**WHAT NEEDS TO BE DONE**
Copy out all the entries exactly.
## begin THE INPUT
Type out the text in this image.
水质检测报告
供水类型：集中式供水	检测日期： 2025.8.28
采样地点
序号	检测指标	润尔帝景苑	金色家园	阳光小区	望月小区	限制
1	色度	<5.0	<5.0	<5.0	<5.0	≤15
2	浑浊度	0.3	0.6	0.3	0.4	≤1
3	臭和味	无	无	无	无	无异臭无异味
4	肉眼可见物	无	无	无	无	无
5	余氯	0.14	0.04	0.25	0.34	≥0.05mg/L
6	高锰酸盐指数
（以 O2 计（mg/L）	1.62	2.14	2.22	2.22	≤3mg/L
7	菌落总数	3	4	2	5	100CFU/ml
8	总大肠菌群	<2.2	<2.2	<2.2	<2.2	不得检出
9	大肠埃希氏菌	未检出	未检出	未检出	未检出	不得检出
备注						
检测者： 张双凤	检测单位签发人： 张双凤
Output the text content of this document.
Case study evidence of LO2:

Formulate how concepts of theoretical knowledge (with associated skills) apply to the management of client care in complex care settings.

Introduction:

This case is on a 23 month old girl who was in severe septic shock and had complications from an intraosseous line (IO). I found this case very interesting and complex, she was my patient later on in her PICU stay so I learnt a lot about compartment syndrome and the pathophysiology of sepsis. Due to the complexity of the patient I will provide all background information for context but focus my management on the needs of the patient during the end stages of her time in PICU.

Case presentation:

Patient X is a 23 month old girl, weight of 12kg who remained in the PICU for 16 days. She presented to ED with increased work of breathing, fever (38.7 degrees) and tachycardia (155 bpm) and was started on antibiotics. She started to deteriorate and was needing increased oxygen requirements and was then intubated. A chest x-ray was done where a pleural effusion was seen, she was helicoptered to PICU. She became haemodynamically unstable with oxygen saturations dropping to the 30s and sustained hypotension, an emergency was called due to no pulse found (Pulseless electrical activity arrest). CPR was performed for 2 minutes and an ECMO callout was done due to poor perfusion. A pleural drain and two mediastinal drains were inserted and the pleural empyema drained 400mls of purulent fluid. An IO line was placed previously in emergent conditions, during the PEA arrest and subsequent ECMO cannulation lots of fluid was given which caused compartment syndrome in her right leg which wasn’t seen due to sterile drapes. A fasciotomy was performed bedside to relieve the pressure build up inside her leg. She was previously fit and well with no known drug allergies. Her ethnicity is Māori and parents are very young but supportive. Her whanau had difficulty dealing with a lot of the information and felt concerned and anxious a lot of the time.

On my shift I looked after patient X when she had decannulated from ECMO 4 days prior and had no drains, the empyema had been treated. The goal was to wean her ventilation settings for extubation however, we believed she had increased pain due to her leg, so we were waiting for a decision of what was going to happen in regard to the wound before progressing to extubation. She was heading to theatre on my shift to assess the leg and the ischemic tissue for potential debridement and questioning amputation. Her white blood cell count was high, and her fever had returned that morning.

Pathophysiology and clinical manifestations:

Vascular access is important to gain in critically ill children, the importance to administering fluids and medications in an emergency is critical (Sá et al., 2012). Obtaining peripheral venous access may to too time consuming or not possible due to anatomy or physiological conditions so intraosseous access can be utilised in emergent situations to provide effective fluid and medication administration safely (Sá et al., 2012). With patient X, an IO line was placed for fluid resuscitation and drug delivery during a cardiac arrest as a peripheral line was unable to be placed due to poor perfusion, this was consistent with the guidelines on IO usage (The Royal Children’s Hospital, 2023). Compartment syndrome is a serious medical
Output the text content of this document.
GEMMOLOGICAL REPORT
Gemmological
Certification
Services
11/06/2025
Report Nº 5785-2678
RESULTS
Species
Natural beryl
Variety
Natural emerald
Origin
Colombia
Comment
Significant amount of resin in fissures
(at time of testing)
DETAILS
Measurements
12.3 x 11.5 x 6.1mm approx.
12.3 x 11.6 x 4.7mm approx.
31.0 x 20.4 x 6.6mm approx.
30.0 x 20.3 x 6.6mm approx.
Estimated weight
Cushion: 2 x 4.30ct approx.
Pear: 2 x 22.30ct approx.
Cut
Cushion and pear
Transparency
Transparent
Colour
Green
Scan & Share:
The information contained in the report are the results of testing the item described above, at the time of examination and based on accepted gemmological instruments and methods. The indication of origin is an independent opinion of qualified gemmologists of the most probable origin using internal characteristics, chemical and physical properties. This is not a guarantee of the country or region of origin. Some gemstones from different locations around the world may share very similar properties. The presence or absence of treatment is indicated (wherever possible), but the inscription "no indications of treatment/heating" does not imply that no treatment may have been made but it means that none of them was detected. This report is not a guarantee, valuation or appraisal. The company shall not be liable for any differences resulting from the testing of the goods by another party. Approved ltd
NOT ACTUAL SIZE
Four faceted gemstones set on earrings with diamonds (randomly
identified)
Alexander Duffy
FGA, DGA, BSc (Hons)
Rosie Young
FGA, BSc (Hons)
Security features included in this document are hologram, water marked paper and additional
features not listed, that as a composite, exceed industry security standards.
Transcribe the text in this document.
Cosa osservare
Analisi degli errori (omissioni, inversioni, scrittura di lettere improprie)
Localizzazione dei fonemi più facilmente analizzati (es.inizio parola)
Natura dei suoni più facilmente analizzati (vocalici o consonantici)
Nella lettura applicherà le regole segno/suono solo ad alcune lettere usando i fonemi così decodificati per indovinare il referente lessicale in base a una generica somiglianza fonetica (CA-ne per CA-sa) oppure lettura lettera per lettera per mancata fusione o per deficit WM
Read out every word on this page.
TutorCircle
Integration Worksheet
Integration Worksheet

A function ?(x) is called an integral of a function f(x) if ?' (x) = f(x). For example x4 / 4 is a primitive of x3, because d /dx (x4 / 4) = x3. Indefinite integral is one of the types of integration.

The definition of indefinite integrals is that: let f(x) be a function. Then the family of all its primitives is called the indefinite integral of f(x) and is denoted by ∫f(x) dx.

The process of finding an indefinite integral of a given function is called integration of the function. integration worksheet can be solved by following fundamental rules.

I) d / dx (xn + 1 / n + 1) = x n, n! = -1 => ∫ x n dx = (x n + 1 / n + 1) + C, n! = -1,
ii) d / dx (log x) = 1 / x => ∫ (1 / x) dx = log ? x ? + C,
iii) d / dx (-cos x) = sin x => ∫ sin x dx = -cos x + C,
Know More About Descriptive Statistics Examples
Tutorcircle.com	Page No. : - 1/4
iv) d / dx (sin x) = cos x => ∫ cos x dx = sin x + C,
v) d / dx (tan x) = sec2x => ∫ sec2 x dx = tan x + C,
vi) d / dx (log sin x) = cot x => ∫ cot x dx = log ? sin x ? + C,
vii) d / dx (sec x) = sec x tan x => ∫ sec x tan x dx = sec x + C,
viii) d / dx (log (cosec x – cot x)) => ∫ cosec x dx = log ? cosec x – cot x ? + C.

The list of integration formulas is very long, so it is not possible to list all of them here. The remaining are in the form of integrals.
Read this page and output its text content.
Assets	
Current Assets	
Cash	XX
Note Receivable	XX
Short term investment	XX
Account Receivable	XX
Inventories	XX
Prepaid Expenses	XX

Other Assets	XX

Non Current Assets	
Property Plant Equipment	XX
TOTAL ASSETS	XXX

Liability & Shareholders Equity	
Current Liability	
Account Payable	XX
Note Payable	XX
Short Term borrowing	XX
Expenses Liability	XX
## end THE INPUT
**IN RESPONSE**
Type out the text in this image.
水质检测报告
供水类型：集中式供水	检测日期： 2025.8.28
采样地点
序号	检测指标	润尔帝景苑	金色家园	阳光小区	望月小区	限制
1	色度	<5.0	<5.0	<5.0	<5.0	≤15
2	浑浊度	0.3	0.6	0.3	0.4	≤1
3	臭和味	无	无	无	无	无异臭无异味
4	肉眼可见物	无	无	无	无	无
5	余氯	0.14	0.04	0.25	0.34	≥0.05mg/L
6	高锰酸盐指数
（以 O2 计（mg/L）	1.62	2.14	2.22	2.22	≤3mg/L
7	菌落总数	3	4	2	5	100CFU/ml
8	总大肠菌群	<2.2	<2.2	<2.2	<2.2	不得检出
9	大肠埃希氏菌	未检出	未检出	未检出	未检出	不得检出
备注						
检测者： 张双凤	检测单位签发人： 张双凤
Output the text content of this document.
Case study evidence of LO2:

Formulate how concepts of theoretical knowledge (with associated skills) apply to the management of client care in complex care settings.

Introduction:

This case is on a 23 month old girl who was in severe septic shock and had complications from an intraosseous line (IO). I found this case very interesting and complex, she was my patient later on in her PICU stay so I learnt a lot about compartment syndrome and the pathophysiology of sepsis. Due to the complexity of the patient I will provide all background information for context but focus my management on the needs of the patient during the end stages of her time in PICU.

Case presentation:

Patient X is a 23 month old girl, weight of 12kg who remained in the PICU for 16 days. She presented to ED with increased work of breathing, fever (38.7 degrees) and tachycardia (155 bpm) and was started on antibiotics. She started to deteriorate and was needing increased oxygen requirements and was then intubated. A chest x-ray was done where a pleural effusion was seen, she was helicoptered to PICU. She became haemodynamically unstable with oxygen saturations dropping to the 30s and sustained hypotension, an emergency was called due to no pulse found (Pulseless electrical activity arrest). CPR was performed for 2 minutes and an ECMO callout was done due to poor perfusion. A pleural drain and two mediastinal drains were inserted and the pleural empyema drained 400mls of purulent fluid. An IO line was placed previously in emergent conditions, during the PEA arrest and subsequent ECMO cannulation lots of fluid was given which caused compartment syndrome in her right leg which wasn’t seen due to sterile drapes. A fasciotomy was performed bedside to relieve the pressure build up inside her leg. She was previously fit and well with no known drug allergies. Her ethnicity is Māori and parents are very young but supportive. Her whanau had difficulty dealing with a lot of the information and felt concerned and anxious a lot of the time.

On my shift I looked after patient X when she had decannulated from ECMO 4 days prior and had no drains, the empyema had been treated. The goal was to wean her ventilation settings for extubation however, we believed she had increased pain due to her leg, so we were waiting for a decision of what was going to happen in regard to the wound before progressing to extubation. She was heading to theatre on my shift to assess the leg and the ischemic tissue for potential debridement and questioning amputation. Her white blood cell count was high, and her fever had returned that morning.

Pathophysiology and clinical manifestations:

Vascular access is important to gain in critically ill children, the importance to administering fluids and medications in an emergency is critical (Sá et al., 2012). Obtaining peripheral venous access may to too time consuming or not possible due to anatomy or physiological conditions so intraosseous access can be utilised in emergent situations to provide effective fluid and medication administration safely (Sá et al., 2012). With patient X, an IO line was placed for fluid resuscitation and drug delivery during a cardiac arrest as a peripheral line was unable to be placed due to poor perfusion, this was consistent with the guidelines on IO usage (The Royal Children’s Hospital, 2023). Compartment syndrome is a serious medical
Output the text content of this document.
GEMMOLOGICAL REPORT
Gemmological
Certification
Services
11/06/2025
Report Nº 5785-2678
RESULTS
Species
Natural beryl
Variety
Natural emerald
Origin
Colombia
Comment
Significant amount of resin in fissures
(at time of testing)
DETAILS
Measurements
12.3 x 11.5 x 6.1mm approx.
12.3 x 11.6 x 4.7mm approx.
31.0 x 20.4 x 6.6mm approx.
30.0 x 20.3 x 6.6mm approx.
Estimated weight
Cushion: 2 x 4.30ct approx.
Pear: 2 x 22.30ct approx.
Cut
Cushion and pear
Transparency
Transparent
Colour
Green
Scan & Share:
The information contained in the report are the results of testing the item described above, at the time of examination and based on accepted gemmological instruments and methods. The indication of origin is an independent opinion of qualified gemmologists of the most probable origin using internal characteristics, chemical and physical properties. This is not a guarantee of the country or region of origin. Some gemstones from different locations around the world may share very similar properties. The presence or absence of treatment is indicated (wherever possible), but the inscription "no indications of treatment/heating" does not imply that no treatment may have been made but it means that none of them was detected. This report is not a guarantee, valuation or appraisal. The company shall not be liable for any differences resulting from the testing of the goods by another party. Approved ltd
NOT ACTUAL SIZE
Four faceted gemstones set on earrings with diamonds (randomly
identified)
Alexander Duffy
FGA, DGA, BSc (Hons)
Rosie Young
FGA, BSc (Hons)
Security features included in this document are hologram, water marked paper and additional
features not listed, that as a composite, exceed industry security standards.
Transcribe the text in this document.
Cosa osservare
Analisi degli errori (omissioni, inversioni, scrittura di lettere improprie)
Localizzazione dei fonemi più facilmente analizzati (es.inizio parola)
Natura dei suoni più facilmente analizzati (vocalici o consonantici)
Nella lettura applicherà le regole segno/suono solo ad alcune lettere usando i fonemi così decodificati per indovinare il referente lessicale in base a una generica somiglianza fonetica (CA-ne per CA-sa) oppure lettura lettera per lettera per mancata fusione o per deficit WM
Read out every word on this page.
TutorCircle
Integration Worksheet
Integration Worksheet

A function ?(x) is called an integral of a function f(x) if ?' (x) = f(x). For example x4 / 4 is a primitive of x3, because d /dx (x4 / 4) = x3. Indefinite integral is one of the types of integration.

The definition of indefinite integrals is that: let f(x) be a function. Then the family of all its primitives is called the indefinite integral of f(x) and is denoted by ∫f(x) dx.

The process of finding an indefinite integral of a given function is called integration of the function. integration worksheet can be solved by following fundamental rules.

I) d / dx (xn + 1 / n + 1) = x n, n! = -1 => ∫ x n dx = (x n + 1 / n + 1) + C, n! = -1,
ii) d / dx (log x) = 1 / x => ∫ (1 / x) dx = log ? x ? + C,
iii) d / dx (-cos x) = sin x => ∫ sin x dx = -cos x + C,
Know More About Descriptive Statistics Examples
Tutorcircle.com	Page No. : - 1/4
iv) d / dx (sin x) = cos x => ∫ cos x dx = sin x + C,
v) d / dx (tan x) = sec2x => ∫ sec2 x dx = tan x + C,
vi) d / dx (log sin x) = cot x => ∫ cot x dx = log ? sin x ? + C,
vii) d / dx (sec x) = sec x tan x => ∫ sec x tan x dx = sec x + C,
viii) d / dx (log (cosec x – cot x)) => ∫ cosec x dx = log ? cosec x – cot x ? + C.

The list of integration formulas is very long, so it is not possible to list all of them here. The remaining are in the form of integrals.
Read this page and output its text content.
Assets	
Current Assets	
Cash	XX
Note Receivable	XX
Short term investment	XX
Account Receivable	XX
Inventories	XX
Prepaid Expenses	XX

Other Assets	XX

Non Current Assets	
Property Plant Equipment	XX
TOTAL ASSETS	XXX

Liability & Shareholders Equity	
Current Liability	
Account Payable	XX
Note Payable	XX
Short Term borrowing	XX
Expenses Liability	XX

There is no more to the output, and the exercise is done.